REQUEST:
From the listing that follows, output everything exactly except the pictures.

INFORMATION SHOWN:
[Begin]

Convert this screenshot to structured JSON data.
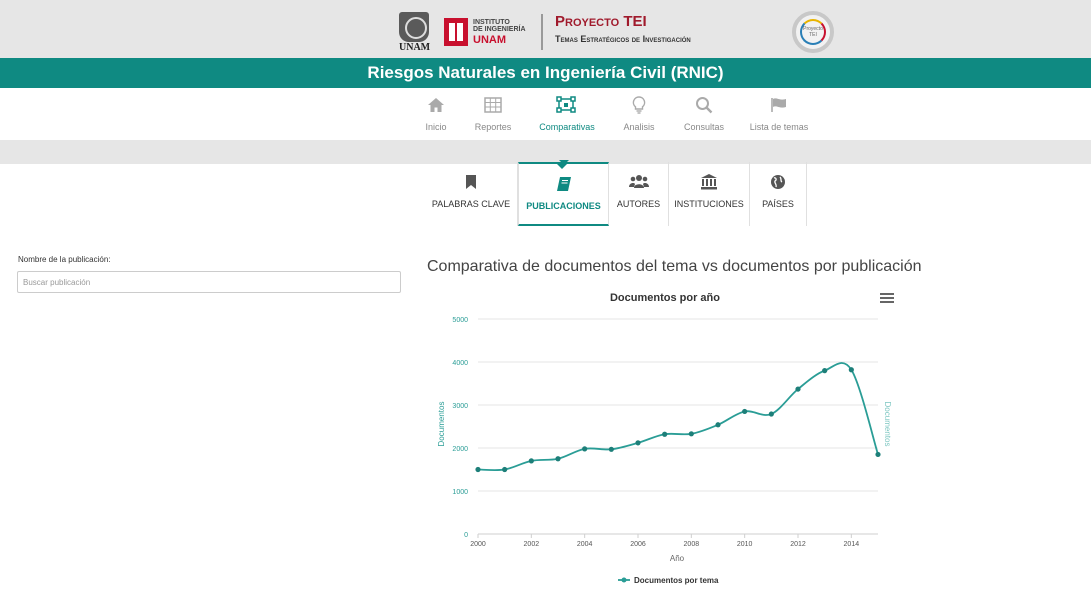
{
  "header": {
    "unam_label": "UNAM",
    "ii_line1": "INSTITUTO",
    "ii_line2": "DE INGENIERÍA",
    "ii_line3": "UNAM",
    "project_title": "Proyecto TEI",
    "project_subtitle": "Temas Estratégicos de Investigación",
    "badge_label": "Proyecto TEI"
  },
  "title": "Riesgos Naturales en Ingeniería Civil (RNIC)",
  "main_nav": {
    "items": [
      {
        "label": "Inicio",
        "icon": "home-icon"
      },
      {
        "label": "Reportes",
        "icon": "grid-icon"
      },
      {
        "label": "Comparativas",
        "icon": "compare-icon",
        "active": true
      },
      {
        "label": "Analisis",
        "icon": "lightbulb-icon"
      },
      {
        "label": "Consultas",
        "icon": "search-icon"
      },
      {
        "label": "Lista de temas",
        "icon": "flag-icon"
      }
    ]
  },
  "sub_tabs": {
    "items": [
      {
        "label": "PALABRAS CLAVE",
        "icon": "bookmark-icon"
      },
      {
        "label": "PUBLICACIONES",
        "icon": "book-icon",
        "active": true
      },
      {
        "label": "AUTORES",
        "icon": "users-icon"
      },
      {
        "label": "INSTITUCIONES",
        "icon": "institution-icon"
      },
      {
        "label": "PAÍSES",
        "icon": "globe-icon"
      }
    ]
  },
  "filter": {
    "label": "Nombre de la publicación:",
    "placeholder": "Buscar publicación"
  },
  "chart_heading": "Comparativa de documentos del tema vs documentos por publicación",
  "colors": {
    "accent": "#0f8a82",
    "series": "#2a9d96",
    "brand_red": "#c8102e"
  },
  "chart_data": {
    "type": "line",
    "title": "Documentos por año",
    "xlabel": "Año",
    "ylabel": "Documentos",
    "ylabel_right": "Documentos",
    "x_ticks": [
      "2000",
      "2002",
      "2004",
      "2006",
      "2008",
      "2010",
      "2012",
      "2014"
    ],
    "y_ticks": [
      "0",
      "1000",
      "2000",
      "3000",
      "4000",
      "5000"
    ],
    "xlim": [
      2000,
      2015
    ],
    "ylim": [
      0,
      5000
    ],
    "grid": true,
    "legend_position": "bottom-center",
    "series": [
      {
        "name": "Documentos por tema",
        "x": [
          2000,
          2001,
          2002,
          2003,
          2004,
          2005,
          2006,
          2007,
          2008,
          2009,
          2010,
          2011,
          2012,
          2013,
          2014,
          2015
        ],
        "values": [
          1500,
          1500,
          1700,
          1750,
          1980,
          1970,
          2120,
          2320,
          2330,
          2540,
          2850,
          2790,
          3370,
          3800,
          3820,
          1850
        ]
      }
    ]
  }
}
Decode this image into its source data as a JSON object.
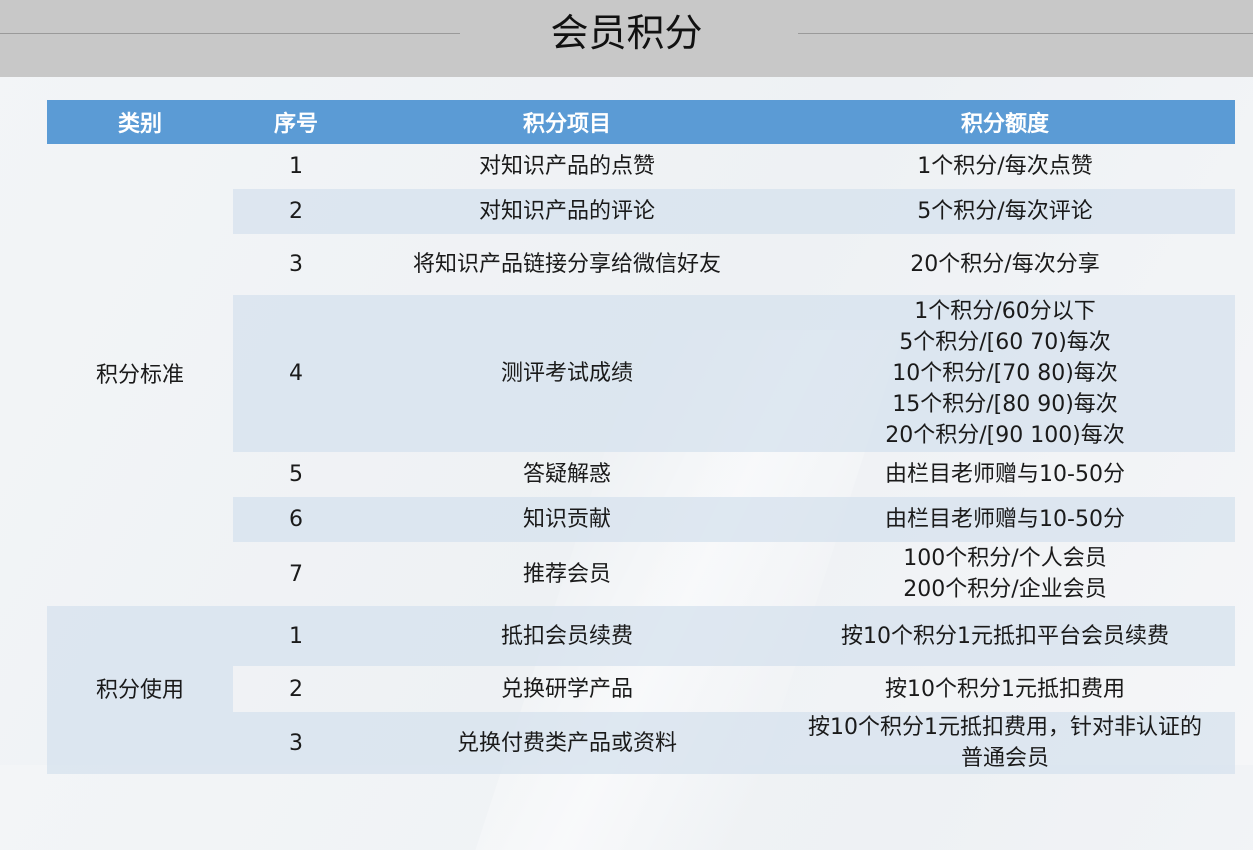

[End]

EXERCISE OUTPUT:
Convert this screenshot to structured JSON data.
{
  "header": {
    "unam_label": "UNAM",
    "ii_line1": "INSTITUTO",
    "ii_line2": "DE INGENIERÍA",
    "ii_line3": "UNAM",
    "project_title": "Proyecto TEI",
    "project_subtitle": "Temas Estratégicos de Investigación",
    "badge_label": "Proyecto TEI"
  },
  "title": "Riesgos Naturales en Ingeniería Civil (RNIC)",
  "main_nav": {
    "items": [
      {
        "label": "Inicio",
        "icon": "home-icon"
      },
      {
        "label": "Reportes",
        "icon": "grid-icon"
      },
      {
        "label": "Comparativas",
        "icon": "compare-icon",
        "active": true
      },
      {
        "label": "Analisis",
        "icon": "lightbulb-icon"
      },
      {
        "label": "Consultas",
        "icon": "search-icon"
      },
      {
        "label": "Lista de temas",
        "icon": "flag-icon"
      }
    ]
  },
  "sub_tabs": {
    "items": [
      {
        "label": "PALABRAS CLAVE",
        "icon": "bookmark-icon"
      },
      {
        "label": "PUBLICACIONES",
        "icon": "book-icon",
        "active": true
      },
      {
        "label": "AUTORES",
        "icon": "users-icon"
      },
      {
        "label": "INSTITUCIONES",
        "icon": "institution-icon"
      },
      {
        "label": "PAÍSES",
        "icon": "globe-icon"
      }
    ]
  },
  "filter": {
    "label": "Nombre de la publicación:",
    "placeholder": "Buscar publicación"
  },
  "chart_heading": "Comparativa de documentos del tema vs documentos por publicación",
  "colors": {
    "accent": "#0f8a82",
    "series": "#2a9d96",
    "brand_red": "#c8102e"
  },
  "chart_data": {
    "type": "line",
    "title": "Documentos por año",
    "xlabel": "Año",
    "ylabel": "Documentos",
    "ylabel_right": "Documentos",
    "x_ticks": [
      "2000",
      "2002",
      "2004",
      "2006",
      "2008",
      "2010",
      "2012",
      "2014"
    ],
    "y_ticks": [
      "0",
      "1000",
      "2000",
      "3000",
      "4000",
      "5000"
    ],
    "xlim": [
      2000,
      2015
    ],
    "ylim": [
      0,
      5000
    ],
    "grid": true,
    "legend_position": "bottom-center",
    "series": [
      {
        "name": "Documentos por tema",
        "x": [
          2000,
          2001,
          2002,
          2003,
          2004,
          2005,
          2006,
          2007,
          2008,
          2009,
          2010,
          2011,
          2012,
          2013,
          2014,
          2015
        ],
        "values": [
          1500,
          1500,
          1700,
          1750,
          1980,
          1970,
          2120,
          2320,
          2330,
          2540,
          2850,
          2790,
          3370,
          3800,
          3820,
          1850
        ]
      }
    ]
  }
}
Decode this image into its source data as a JSON object.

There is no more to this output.